***** SUPPLIED DATA

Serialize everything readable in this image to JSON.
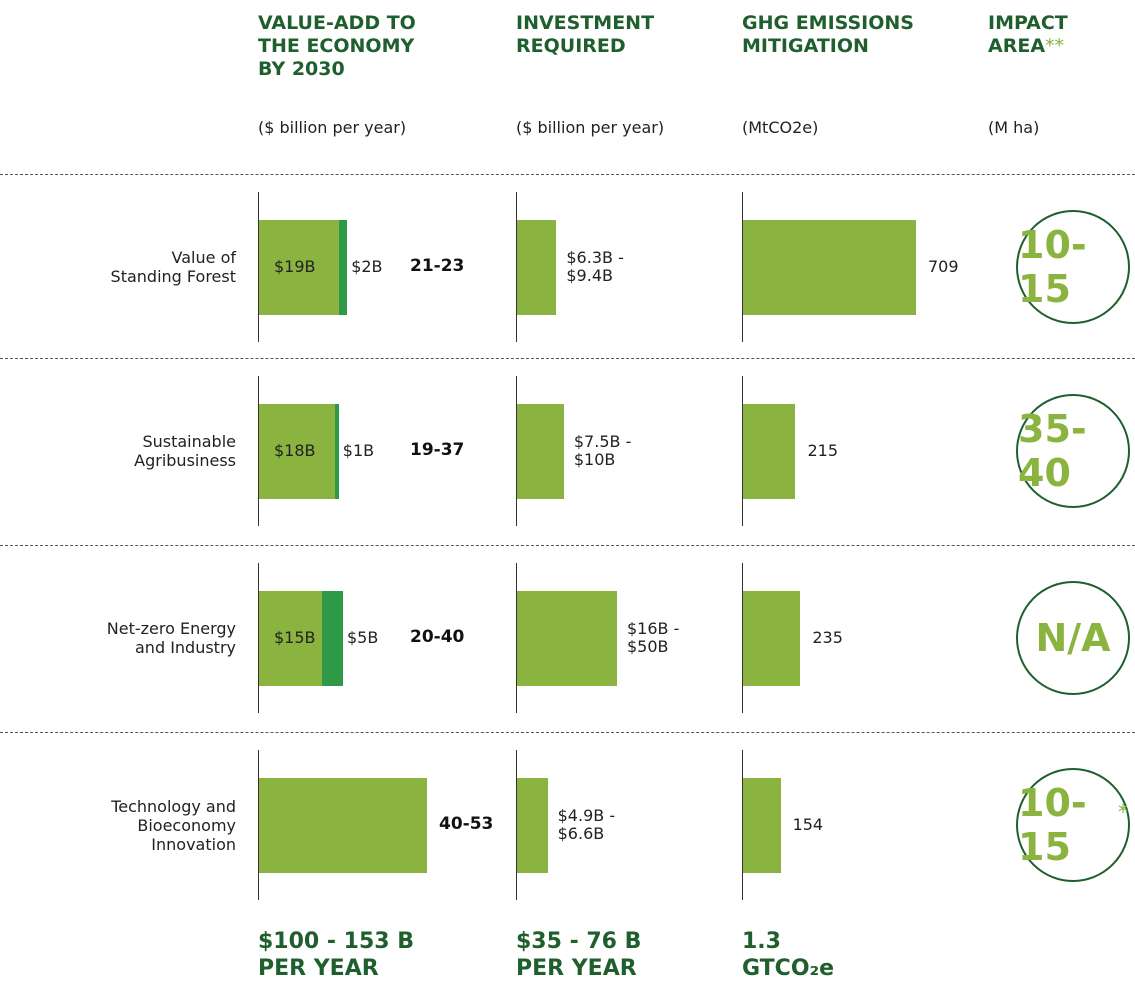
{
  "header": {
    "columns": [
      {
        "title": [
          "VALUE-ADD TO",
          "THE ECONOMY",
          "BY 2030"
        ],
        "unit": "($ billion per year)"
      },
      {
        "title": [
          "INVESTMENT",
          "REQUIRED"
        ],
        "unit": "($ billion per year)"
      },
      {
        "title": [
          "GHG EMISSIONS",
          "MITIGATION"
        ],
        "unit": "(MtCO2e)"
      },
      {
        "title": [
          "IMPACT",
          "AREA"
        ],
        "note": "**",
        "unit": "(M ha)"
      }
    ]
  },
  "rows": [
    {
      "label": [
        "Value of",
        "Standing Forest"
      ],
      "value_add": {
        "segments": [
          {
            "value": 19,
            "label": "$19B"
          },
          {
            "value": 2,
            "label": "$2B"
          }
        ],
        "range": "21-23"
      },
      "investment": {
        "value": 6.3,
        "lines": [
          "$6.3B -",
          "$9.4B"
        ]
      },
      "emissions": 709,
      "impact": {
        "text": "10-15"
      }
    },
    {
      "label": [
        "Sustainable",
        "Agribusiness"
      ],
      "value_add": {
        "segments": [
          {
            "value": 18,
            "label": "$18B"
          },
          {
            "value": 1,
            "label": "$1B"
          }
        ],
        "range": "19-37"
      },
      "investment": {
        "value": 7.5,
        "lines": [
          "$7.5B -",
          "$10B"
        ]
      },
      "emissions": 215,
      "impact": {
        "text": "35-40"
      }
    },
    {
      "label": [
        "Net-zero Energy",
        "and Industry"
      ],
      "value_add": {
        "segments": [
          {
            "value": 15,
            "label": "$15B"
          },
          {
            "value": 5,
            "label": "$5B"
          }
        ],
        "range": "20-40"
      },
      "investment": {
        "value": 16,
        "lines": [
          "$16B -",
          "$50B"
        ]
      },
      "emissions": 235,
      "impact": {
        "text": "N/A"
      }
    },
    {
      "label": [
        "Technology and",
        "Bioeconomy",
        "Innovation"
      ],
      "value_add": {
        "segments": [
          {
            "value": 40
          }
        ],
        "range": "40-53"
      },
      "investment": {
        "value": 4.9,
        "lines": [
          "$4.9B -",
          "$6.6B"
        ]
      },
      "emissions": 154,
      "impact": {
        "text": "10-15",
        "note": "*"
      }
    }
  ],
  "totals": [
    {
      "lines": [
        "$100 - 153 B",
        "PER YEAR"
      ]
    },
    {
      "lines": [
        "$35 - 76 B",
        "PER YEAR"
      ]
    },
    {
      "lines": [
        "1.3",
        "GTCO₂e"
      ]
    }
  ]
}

**********
***** SUPPLIED DATA

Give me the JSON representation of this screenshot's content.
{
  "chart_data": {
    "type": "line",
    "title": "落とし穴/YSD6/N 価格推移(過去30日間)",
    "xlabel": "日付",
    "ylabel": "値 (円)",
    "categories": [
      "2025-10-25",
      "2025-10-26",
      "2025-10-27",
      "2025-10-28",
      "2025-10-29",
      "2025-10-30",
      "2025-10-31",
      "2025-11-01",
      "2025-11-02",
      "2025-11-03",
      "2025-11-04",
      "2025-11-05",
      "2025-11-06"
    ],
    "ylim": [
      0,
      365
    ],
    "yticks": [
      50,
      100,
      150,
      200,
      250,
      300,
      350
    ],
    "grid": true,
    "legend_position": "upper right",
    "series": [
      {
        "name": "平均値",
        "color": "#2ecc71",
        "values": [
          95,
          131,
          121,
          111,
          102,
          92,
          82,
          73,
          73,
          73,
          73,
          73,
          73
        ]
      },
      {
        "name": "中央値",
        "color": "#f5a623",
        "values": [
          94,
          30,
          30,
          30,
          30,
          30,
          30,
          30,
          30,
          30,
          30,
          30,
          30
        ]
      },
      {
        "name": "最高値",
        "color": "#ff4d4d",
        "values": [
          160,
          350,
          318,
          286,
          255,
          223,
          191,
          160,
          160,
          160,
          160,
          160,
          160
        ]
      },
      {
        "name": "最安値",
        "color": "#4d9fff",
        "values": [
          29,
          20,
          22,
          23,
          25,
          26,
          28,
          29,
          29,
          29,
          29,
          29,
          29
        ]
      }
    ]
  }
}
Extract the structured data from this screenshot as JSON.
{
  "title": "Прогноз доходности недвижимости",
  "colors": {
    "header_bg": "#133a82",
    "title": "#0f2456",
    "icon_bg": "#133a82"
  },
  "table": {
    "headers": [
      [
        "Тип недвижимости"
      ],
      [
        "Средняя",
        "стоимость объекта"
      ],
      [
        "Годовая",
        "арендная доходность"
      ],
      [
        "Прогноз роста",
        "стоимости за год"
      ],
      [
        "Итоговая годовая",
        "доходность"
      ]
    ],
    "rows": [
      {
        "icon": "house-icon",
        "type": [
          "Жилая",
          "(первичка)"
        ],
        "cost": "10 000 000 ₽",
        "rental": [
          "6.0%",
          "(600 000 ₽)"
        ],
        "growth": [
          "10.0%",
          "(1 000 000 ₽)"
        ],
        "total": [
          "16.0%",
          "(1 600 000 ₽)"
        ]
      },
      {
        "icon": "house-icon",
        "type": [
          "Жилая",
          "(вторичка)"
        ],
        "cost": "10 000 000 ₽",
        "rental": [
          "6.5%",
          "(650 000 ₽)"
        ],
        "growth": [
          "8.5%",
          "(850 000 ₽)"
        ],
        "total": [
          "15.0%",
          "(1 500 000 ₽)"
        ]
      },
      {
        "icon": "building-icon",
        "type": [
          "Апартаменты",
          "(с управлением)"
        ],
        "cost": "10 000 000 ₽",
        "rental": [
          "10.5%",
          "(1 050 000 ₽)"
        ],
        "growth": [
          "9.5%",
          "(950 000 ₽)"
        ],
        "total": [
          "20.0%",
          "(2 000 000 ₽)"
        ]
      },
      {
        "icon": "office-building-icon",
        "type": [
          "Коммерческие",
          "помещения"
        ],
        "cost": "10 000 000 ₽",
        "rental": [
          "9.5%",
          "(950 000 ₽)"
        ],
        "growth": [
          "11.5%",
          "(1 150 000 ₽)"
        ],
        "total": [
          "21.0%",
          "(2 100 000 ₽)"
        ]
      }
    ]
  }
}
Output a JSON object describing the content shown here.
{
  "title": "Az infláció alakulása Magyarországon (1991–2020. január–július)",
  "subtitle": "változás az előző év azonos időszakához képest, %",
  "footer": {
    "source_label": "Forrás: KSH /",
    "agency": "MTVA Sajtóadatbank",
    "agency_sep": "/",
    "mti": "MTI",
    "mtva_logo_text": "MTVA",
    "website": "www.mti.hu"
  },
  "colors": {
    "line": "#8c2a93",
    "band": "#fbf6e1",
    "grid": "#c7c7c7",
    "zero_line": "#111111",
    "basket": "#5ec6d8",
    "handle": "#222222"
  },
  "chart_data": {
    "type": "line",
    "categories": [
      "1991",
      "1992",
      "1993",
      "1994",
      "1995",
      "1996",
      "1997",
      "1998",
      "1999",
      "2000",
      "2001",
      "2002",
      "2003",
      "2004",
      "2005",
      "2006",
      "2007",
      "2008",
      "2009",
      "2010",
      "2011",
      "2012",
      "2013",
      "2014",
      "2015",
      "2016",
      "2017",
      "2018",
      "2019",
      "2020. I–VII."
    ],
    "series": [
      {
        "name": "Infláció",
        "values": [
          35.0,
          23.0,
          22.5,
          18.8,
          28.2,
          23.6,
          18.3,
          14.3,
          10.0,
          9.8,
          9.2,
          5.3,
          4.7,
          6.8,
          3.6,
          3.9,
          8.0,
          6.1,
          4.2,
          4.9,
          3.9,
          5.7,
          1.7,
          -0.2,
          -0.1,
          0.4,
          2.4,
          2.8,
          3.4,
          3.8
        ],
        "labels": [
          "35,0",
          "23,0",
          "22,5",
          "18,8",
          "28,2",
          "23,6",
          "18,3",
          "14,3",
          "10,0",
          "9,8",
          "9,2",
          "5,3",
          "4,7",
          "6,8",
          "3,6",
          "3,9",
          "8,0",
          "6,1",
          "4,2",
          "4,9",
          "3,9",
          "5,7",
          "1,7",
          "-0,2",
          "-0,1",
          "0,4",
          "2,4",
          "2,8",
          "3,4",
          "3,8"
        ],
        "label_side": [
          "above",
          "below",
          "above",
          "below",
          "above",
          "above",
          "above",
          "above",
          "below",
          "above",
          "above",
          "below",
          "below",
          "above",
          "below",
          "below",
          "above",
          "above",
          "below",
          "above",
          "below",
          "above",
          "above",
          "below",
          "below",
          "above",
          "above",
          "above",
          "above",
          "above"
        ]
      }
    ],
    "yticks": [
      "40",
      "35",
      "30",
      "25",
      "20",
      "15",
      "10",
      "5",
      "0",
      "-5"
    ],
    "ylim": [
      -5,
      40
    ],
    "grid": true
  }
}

**********

• [YOUR GOAL]
Count the lines of the data that include the string "this", and give only that number.

• [FULL SOLUTION]
3